**WHAT THE TASK REQUIRES:**
Collect every line of the records below that contains the word "offshore".

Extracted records
┌────────

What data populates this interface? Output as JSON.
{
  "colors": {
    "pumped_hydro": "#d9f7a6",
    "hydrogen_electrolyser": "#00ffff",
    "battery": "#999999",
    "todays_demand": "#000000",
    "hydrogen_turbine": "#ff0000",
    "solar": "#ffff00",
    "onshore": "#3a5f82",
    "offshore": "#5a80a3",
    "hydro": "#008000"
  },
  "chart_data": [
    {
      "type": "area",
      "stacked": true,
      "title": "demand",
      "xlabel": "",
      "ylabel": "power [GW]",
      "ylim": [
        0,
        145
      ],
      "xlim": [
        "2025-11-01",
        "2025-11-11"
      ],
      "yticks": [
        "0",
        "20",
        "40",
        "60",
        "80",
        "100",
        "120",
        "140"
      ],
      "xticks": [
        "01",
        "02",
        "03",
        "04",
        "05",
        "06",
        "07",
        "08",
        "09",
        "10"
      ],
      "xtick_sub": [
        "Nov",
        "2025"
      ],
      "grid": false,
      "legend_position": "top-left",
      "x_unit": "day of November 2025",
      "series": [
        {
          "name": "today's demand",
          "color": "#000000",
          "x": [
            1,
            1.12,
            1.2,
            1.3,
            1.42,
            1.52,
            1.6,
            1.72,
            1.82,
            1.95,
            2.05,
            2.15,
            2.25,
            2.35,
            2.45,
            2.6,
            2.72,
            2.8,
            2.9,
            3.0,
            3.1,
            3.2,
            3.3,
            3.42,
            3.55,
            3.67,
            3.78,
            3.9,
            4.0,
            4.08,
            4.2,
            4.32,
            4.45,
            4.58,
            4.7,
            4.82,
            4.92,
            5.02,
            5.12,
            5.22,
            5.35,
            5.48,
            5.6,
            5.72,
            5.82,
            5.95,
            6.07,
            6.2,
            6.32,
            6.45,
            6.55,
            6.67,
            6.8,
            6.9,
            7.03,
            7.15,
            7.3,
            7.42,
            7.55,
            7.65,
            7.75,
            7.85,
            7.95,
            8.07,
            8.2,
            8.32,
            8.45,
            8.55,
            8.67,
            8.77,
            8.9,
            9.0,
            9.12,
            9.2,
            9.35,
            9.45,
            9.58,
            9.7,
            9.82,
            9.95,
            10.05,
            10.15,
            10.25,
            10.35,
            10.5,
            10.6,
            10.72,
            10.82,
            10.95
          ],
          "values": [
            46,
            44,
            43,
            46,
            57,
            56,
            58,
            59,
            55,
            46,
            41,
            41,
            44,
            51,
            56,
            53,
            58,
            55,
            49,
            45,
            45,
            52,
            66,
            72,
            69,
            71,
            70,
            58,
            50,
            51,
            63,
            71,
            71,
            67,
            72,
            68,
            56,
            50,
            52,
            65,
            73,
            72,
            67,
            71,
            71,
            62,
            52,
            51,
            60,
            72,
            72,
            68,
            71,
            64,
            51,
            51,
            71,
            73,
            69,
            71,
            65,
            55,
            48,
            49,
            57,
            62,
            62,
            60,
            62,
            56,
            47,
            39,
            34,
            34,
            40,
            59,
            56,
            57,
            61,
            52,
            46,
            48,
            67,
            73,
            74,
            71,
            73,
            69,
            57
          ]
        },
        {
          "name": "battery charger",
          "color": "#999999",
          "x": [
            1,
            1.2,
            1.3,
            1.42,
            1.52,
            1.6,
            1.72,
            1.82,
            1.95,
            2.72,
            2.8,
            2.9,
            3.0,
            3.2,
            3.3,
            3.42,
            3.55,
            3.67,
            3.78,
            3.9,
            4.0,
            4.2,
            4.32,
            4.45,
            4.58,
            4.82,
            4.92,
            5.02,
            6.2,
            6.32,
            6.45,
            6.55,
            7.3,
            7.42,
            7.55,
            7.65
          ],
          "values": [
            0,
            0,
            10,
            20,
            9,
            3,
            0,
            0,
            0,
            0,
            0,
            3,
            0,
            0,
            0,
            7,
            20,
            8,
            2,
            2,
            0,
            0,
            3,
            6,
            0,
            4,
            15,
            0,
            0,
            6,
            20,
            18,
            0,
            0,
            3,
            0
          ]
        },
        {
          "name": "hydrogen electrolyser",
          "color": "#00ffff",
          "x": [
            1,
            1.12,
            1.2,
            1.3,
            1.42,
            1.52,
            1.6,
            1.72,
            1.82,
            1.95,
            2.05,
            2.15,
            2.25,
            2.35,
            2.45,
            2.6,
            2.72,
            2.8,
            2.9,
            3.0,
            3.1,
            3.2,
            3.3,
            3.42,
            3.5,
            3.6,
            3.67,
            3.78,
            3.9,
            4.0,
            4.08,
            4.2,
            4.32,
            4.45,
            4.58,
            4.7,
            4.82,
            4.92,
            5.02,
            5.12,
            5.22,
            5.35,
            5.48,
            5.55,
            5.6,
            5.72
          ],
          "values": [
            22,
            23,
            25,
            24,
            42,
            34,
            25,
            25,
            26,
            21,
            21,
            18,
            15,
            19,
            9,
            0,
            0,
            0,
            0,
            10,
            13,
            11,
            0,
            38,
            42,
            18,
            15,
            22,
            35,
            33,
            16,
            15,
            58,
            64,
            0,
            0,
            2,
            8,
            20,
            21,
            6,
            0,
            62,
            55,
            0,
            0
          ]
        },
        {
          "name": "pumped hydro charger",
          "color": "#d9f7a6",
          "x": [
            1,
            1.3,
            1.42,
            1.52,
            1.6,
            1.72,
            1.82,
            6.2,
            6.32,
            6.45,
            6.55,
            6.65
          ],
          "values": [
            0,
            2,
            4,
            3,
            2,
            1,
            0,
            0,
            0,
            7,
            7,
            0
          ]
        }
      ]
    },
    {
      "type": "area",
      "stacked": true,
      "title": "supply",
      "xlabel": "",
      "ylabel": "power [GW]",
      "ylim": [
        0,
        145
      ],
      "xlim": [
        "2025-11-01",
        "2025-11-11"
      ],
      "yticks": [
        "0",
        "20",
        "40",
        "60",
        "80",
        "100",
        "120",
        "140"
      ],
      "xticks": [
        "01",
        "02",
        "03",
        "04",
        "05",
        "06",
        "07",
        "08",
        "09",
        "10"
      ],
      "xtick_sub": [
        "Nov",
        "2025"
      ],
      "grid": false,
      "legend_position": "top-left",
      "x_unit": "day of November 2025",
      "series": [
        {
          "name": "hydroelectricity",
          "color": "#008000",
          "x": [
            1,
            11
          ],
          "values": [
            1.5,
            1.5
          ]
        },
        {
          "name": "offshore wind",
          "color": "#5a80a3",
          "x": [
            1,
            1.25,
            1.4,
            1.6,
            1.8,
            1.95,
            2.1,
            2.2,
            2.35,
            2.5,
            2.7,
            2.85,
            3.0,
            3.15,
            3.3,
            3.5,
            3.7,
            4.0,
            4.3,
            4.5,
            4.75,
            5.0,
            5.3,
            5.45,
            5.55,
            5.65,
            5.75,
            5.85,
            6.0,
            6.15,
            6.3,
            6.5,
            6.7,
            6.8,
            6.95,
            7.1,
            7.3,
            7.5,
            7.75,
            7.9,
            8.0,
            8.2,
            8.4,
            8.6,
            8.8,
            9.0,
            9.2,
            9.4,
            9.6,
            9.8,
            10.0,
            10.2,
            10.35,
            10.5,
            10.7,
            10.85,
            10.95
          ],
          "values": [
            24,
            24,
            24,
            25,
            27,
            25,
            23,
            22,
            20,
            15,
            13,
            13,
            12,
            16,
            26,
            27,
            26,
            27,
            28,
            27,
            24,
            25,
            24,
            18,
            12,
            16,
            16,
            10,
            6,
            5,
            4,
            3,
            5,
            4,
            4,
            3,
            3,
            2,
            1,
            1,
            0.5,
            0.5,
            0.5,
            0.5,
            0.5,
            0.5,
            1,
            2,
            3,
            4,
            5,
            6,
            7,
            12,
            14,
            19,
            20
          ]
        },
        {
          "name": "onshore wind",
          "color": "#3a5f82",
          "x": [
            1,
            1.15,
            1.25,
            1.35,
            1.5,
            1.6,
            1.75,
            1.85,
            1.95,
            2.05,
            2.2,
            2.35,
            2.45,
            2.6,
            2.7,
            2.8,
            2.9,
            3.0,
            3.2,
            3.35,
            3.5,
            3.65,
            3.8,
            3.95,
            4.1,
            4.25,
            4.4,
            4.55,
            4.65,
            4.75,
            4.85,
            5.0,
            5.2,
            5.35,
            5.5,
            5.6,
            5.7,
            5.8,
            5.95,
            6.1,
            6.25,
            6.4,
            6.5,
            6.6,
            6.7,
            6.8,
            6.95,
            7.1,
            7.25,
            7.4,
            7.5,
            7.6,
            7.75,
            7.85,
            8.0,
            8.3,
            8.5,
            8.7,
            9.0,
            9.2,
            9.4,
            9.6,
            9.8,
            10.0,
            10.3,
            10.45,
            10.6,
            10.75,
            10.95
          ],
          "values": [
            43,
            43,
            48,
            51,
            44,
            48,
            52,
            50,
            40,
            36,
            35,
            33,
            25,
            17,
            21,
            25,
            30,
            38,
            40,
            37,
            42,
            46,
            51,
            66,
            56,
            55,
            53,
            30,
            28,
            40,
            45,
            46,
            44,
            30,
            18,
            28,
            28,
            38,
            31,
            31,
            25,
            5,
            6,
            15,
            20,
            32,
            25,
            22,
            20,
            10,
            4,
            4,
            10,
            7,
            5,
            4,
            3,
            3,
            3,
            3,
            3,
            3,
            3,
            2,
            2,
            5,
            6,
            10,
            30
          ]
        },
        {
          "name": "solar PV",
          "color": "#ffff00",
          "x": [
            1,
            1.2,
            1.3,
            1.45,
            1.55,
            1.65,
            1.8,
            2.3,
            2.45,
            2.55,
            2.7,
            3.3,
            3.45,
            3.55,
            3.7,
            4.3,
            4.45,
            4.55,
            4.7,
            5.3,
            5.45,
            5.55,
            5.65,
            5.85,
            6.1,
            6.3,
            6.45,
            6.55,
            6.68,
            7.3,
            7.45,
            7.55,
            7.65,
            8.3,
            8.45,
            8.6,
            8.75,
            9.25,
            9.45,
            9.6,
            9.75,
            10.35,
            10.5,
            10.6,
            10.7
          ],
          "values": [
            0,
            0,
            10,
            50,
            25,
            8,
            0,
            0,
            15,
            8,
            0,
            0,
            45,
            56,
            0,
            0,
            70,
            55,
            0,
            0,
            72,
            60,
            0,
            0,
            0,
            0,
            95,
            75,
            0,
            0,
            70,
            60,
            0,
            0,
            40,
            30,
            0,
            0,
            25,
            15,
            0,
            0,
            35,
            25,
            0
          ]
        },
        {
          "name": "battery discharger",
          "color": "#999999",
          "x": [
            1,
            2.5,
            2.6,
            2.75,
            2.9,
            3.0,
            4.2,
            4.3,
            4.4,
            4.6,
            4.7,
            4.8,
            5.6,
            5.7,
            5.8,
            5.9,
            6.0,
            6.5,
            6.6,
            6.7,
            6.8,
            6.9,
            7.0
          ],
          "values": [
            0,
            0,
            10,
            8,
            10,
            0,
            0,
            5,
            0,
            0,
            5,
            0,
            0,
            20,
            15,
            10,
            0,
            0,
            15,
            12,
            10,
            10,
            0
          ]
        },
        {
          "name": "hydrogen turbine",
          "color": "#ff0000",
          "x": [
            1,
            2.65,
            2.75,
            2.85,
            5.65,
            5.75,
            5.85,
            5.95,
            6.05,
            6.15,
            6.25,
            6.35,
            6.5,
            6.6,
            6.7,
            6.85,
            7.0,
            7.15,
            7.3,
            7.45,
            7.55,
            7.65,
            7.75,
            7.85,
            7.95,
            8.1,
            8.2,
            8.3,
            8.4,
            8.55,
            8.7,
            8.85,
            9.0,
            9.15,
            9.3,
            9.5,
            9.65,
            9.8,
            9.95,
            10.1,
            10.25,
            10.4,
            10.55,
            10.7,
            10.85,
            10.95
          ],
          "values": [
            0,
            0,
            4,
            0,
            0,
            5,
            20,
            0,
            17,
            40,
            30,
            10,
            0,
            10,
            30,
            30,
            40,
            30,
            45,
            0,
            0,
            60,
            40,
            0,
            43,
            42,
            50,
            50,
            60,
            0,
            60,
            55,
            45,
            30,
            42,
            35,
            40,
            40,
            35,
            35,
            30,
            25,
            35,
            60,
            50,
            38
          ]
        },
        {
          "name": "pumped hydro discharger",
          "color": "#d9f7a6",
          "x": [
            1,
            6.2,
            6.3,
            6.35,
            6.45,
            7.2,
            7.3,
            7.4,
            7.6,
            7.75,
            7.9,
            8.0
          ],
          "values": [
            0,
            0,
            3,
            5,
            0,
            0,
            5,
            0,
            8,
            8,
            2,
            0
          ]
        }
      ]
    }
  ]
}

└────────

**CORRECT RESPONSE:**
    "offshore": "#5a80a3",
          "name": "offshore wind",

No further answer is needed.